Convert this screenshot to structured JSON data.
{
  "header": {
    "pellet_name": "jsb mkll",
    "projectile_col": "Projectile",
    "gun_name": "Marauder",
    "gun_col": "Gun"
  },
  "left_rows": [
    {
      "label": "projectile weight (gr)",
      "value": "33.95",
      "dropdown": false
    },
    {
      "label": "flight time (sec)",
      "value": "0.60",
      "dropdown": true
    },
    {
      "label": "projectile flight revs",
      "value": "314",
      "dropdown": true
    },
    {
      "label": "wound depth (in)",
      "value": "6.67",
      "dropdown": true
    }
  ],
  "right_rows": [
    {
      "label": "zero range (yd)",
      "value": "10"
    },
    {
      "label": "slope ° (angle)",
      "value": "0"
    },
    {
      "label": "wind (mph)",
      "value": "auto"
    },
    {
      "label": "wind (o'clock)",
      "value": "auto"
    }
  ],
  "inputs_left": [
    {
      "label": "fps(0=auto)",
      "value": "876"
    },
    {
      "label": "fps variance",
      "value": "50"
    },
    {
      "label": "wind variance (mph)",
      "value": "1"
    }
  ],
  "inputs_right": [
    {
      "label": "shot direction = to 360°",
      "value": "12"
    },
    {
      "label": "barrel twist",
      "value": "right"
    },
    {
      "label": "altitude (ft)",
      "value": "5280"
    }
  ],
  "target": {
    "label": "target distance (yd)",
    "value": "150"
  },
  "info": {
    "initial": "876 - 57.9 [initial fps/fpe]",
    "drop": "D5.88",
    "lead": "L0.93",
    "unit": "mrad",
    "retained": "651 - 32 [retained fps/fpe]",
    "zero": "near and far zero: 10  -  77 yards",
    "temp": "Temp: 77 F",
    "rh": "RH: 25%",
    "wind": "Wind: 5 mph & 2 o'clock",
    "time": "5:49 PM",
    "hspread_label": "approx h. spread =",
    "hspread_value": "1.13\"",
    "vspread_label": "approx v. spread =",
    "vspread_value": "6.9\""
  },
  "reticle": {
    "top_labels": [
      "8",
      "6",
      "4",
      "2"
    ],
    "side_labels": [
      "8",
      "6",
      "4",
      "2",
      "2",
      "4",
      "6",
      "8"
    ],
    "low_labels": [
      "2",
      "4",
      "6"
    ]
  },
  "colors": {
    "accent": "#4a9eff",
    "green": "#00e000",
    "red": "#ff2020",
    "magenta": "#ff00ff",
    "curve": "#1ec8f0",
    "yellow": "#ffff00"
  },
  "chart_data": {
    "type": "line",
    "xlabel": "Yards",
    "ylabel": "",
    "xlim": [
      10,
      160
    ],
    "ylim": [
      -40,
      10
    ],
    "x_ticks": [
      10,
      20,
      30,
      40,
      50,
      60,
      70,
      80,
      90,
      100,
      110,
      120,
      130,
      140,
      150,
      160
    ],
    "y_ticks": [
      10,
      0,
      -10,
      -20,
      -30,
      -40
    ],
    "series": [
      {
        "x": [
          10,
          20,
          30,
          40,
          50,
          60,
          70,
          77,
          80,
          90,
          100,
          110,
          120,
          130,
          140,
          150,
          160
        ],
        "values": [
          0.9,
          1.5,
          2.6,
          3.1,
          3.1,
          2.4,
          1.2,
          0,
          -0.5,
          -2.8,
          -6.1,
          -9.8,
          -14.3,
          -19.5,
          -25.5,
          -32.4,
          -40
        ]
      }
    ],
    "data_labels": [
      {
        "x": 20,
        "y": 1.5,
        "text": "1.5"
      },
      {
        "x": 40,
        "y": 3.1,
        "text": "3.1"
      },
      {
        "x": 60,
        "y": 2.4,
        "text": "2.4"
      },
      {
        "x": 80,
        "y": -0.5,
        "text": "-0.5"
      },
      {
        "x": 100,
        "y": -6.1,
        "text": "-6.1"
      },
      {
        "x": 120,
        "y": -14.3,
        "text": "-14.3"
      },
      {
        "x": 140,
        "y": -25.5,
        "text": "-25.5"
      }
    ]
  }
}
§
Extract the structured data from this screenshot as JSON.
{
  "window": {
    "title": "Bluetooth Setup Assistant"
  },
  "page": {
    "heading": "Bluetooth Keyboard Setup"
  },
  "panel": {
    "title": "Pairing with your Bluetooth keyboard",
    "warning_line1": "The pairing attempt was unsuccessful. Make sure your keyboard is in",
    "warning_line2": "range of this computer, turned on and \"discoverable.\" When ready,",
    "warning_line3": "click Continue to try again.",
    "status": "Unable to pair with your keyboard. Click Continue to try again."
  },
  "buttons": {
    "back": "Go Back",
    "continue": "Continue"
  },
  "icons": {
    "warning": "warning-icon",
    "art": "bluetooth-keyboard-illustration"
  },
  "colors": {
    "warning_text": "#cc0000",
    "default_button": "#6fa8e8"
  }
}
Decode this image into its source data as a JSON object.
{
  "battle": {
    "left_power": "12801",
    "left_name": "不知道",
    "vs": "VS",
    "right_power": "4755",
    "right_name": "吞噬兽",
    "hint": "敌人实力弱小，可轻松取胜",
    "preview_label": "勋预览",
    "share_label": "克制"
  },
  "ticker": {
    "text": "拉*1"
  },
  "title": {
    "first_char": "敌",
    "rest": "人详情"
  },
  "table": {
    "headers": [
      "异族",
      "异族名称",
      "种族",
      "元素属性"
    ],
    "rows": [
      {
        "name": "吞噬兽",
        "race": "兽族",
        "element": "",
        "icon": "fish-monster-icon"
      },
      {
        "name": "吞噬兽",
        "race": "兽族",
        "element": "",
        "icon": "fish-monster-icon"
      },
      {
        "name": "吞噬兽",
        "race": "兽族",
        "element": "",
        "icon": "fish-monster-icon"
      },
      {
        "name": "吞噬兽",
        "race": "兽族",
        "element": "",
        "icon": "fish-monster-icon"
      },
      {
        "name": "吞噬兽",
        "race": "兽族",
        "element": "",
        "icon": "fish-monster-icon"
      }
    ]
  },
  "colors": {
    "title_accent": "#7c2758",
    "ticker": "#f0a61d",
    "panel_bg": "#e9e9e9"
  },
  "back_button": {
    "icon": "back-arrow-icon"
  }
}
§
**What you have to do**
Report only how many lines in the listing contain the string "your".

**Solution for this task**
3